Way of the World
Artist B. Lynch
Welcome to a world in miniature, yet a world as full, resplendent, and flawed as our own. Here, in two and three dimensions, represented by expressive figurines and their trappings, Society churns along: Red, with its professed and expressed nobility and power, bumps up against Grey, with its own comparatively bland, yet functional and equally vital culture.
The theatrical settings these players inhabit – some ephemeral and some pronounced – invite us to witness stories of abundance for some, exclusion for others. Luxury and style signify the Red social stratum, plain clothes and work tools for the Grey. Yet, look closely. While there may be a marked hierarchy in these various scenes, there are occasions to witness and, just as in the “real world,” ask questions about that with which we are confronted: why these separations between the two groups? How did this happen? What will happen next?
Time and place are skewed here. The artist has stated that “the 18th century, with its push-and-pull between the ideas of the Enlightenment while wealth was acquired on the backs of slaves is an apt stand-in for our own time.” Yet she tempers this statement by further allowing that “our obsession with the trappings of wealth and the spectacle of the famous is reminiscent of any age one chooses in history.”
Place is vague and variable as well, only hinted at, really – yet recognizable enough for us to identify contexts of which we are aware; which we see every day. We are presented with no less than the Human Condition, here in this space, and by ready extension outside these gallery walls.

## DATASET ROWS

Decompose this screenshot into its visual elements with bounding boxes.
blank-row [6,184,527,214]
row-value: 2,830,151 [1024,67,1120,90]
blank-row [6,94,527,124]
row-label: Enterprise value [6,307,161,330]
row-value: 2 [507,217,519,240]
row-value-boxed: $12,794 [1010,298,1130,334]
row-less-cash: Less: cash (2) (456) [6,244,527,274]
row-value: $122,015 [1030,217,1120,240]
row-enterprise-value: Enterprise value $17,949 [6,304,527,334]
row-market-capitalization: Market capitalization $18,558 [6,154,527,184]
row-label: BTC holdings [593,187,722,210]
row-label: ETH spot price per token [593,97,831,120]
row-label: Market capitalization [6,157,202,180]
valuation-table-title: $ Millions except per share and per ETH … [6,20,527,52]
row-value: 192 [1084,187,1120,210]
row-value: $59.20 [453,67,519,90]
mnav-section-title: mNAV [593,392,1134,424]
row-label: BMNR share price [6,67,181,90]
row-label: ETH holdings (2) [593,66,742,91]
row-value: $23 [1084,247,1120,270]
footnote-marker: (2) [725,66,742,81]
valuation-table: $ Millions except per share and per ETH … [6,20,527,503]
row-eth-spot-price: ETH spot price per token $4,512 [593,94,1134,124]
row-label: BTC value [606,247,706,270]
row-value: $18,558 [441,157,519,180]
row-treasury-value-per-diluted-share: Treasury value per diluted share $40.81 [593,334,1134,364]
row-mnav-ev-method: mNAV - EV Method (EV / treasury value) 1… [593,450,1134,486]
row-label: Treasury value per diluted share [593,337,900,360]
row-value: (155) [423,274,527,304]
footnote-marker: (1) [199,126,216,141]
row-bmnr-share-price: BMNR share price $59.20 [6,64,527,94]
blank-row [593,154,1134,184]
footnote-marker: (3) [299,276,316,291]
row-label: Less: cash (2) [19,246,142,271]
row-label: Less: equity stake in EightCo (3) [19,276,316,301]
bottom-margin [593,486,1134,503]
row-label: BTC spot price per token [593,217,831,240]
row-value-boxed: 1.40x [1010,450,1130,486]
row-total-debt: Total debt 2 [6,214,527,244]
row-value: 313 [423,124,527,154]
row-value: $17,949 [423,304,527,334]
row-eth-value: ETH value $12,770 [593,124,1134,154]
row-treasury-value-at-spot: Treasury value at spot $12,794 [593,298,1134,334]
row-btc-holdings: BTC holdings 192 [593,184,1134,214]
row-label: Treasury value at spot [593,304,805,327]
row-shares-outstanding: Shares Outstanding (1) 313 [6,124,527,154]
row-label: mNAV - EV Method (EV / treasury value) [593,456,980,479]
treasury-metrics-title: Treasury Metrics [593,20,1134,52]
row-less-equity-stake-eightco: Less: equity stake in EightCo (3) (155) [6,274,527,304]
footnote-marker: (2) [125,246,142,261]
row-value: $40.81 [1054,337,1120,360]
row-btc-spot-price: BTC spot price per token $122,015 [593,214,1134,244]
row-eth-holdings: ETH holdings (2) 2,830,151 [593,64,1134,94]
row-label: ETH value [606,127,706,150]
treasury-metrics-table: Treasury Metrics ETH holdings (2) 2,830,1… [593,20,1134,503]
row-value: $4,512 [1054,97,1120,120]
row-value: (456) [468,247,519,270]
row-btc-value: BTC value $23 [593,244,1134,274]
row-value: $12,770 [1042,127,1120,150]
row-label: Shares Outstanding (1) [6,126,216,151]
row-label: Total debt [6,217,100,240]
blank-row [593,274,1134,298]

## TASK INSTRUCTIONS
[1] Using the exhibition text about Way of the World, list each thing it says signifies the Red social stratum and each thing it says signifies the Grey one.
[2] Condense the paragraph of the exhibition text on Way of the World that begins "Time and place are skewed here" into two sentences, keeping its main facts.
[3] Write the next part of the exhibition text on Way of the World, starting after its final sentence.

## THE REPLIES
[1]
Red: luxury, style
Grey: plain clothes, work tools

[2] Time and place are skewed in the work, and the artist presents the 18th century, with Enlightenment ideas set against wealth acquired on the backs of slaves, as a stand-in for our own time. She tempers this by noting that our obsession with the trappings of wealth and the spectacle of the famous recalls any age in history.

[3]
“My miniature and elaborate world of the Reds and the Greys asks questions but leaves the viewer to ponder answers,” the artist states. A pretty big idea fleshed out with such humble means: paper, wire, paint, and handiwork from an artist committed to materials that reflect content. What a world she has imagined and populated and invited us into! We are invited to discover and explore this world of familiar references, investigating from a safe distance of scale, yet knowing certain scenarios perhaps too well, or perhaps not at all.
What do you see here? What questions will you ask – of yourself and your own world – and what answers might you seek? We invite you to become part of this exhibition by participating in our “Big Blog” wall towards the back of the Gallery, where there are ways for you to add your own contributions. Feel free to respond to any ‘world’: the one of Red and Grey, or the full colors of those which populate this Big Blue Marble in space and time.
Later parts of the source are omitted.